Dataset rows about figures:
** START **

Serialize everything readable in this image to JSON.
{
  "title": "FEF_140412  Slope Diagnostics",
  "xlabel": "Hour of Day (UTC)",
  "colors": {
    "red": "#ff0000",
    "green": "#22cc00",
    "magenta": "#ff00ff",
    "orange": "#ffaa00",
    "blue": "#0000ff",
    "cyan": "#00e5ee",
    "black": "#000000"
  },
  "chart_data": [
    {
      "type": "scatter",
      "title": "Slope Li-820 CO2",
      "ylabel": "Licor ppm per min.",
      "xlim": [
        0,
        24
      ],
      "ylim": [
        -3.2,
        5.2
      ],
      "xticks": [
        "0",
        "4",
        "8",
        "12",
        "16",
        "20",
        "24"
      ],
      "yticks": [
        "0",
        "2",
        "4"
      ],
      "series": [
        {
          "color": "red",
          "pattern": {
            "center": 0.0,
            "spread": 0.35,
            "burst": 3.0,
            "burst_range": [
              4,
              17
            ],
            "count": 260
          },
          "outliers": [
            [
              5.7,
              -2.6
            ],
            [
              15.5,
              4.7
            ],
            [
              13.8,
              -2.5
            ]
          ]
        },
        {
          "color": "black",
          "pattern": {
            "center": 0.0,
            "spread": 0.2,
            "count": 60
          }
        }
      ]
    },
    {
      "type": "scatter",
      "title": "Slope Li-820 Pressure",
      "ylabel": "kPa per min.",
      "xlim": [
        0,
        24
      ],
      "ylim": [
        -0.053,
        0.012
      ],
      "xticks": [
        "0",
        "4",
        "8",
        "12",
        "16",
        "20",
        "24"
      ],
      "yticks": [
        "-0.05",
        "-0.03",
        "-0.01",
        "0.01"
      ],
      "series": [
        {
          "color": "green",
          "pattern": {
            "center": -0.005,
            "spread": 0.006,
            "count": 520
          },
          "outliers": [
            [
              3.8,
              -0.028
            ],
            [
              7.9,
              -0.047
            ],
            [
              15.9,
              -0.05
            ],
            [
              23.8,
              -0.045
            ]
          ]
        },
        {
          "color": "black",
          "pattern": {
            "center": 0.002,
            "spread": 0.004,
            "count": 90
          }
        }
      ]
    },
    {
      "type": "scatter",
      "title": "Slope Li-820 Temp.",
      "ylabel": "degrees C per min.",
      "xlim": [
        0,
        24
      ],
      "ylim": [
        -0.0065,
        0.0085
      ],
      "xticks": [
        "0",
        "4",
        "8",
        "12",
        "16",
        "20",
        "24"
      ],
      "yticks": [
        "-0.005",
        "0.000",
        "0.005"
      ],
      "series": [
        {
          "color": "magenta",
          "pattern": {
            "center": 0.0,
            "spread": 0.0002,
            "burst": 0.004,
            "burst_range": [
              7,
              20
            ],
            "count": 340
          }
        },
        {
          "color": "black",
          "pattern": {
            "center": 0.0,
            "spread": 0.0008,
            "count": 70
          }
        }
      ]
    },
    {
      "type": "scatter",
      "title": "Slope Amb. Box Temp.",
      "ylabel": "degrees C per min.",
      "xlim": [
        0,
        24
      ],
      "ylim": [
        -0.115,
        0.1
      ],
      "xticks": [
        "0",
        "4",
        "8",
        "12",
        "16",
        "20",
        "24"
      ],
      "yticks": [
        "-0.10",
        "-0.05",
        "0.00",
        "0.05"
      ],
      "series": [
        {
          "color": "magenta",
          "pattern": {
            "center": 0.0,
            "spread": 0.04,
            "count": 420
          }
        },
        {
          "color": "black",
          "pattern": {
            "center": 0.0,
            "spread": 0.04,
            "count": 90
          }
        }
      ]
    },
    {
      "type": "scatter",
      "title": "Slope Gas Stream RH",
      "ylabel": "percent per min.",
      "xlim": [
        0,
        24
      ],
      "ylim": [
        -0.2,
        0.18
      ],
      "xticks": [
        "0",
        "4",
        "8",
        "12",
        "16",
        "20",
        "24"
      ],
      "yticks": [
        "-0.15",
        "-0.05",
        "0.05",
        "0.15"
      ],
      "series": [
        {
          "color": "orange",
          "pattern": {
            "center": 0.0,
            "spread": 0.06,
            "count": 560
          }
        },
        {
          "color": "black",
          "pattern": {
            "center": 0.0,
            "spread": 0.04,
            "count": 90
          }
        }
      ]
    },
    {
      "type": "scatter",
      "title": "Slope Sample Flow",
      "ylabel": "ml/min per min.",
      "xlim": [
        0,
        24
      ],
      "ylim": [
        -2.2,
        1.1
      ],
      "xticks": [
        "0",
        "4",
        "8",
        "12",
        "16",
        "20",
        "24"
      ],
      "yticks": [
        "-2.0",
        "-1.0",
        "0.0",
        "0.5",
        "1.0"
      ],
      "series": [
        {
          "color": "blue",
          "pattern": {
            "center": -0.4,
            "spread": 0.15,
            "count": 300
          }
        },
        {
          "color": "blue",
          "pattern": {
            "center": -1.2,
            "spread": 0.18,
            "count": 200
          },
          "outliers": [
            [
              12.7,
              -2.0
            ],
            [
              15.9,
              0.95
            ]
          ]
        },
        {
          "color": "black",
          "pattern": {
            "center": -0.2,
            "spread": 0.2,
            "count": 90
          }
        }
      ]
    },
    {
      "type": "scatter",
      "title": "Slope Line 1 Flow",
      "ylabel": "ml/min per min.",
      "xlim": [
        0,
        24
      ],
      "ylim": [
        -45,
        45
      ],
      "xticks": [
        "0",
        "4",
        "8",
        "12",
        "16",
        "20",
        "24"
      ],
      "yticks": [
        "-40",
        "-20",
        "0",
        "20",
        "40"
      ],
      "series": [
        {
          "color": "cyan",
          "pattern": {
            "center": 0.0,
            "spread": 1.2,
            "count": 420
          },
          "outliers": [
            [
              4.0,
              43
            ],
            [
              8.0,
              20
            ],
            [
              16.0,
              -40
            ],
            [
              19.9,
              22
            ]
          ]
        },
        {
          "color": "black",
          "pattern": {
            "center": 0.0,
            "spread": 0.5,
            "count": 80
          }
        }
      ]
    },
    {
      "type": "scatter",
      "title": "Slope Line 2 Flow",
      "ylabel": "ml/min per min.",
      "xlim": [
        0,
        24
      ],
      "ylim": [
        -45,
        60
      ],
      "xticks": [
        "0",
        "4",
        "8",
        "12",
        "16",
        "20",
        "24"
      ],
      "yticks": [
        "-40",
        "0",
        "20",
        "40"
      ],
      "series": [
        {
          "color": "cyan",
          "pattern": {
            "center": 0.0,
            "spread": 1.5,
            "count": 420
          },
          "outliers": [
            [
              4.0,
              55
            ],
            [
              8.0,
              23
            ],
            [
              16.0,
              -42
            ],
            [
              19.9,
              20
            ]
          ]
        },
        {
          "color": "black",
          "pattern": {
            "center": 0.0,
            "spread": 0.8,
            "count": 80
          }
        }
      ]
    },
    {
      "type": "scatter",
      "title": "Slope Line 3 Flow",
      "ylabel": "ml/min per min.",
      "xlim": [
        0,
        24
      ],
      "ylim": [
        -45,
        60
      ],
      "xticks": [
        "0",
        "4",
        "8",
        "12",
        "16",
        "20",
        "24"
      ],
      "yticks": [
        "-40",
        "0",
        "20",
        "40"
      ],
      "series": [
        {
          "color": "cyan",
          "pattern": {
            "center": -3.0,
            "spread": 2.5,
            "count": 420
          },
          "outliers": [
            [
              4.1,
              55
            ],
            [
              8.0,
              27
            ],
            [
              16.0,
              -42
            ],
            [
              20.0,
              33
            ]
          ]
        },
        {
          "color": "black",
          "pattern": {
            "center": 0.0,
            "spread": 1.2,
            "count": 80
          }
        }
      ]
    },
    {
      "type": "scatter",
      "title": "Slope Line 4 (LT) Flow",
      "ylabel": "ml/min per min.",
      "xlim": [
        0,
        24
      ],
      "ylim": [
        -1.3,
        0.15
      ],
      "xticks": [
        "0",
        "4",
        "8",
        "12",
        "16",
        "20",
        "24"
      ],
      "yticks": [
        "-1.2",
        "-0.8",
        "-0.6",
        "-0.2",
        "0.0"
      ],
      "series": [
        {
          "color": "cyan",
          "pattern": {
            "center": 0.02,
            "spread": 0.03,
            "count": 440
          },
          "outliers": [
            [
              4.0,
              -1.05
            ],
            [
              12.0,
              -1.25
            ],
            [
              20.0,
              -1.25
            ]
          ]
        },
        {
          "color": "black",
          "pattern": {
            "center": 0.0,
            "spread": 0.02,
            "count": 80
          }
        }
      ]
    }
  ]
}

** END **

*Task brief*
Extract all lines from the data in which "Temp" is found.

*Result for this task*
      "title": "Slope Li-820 Temp.",
      "title": "Slope Amb. Box Temp.",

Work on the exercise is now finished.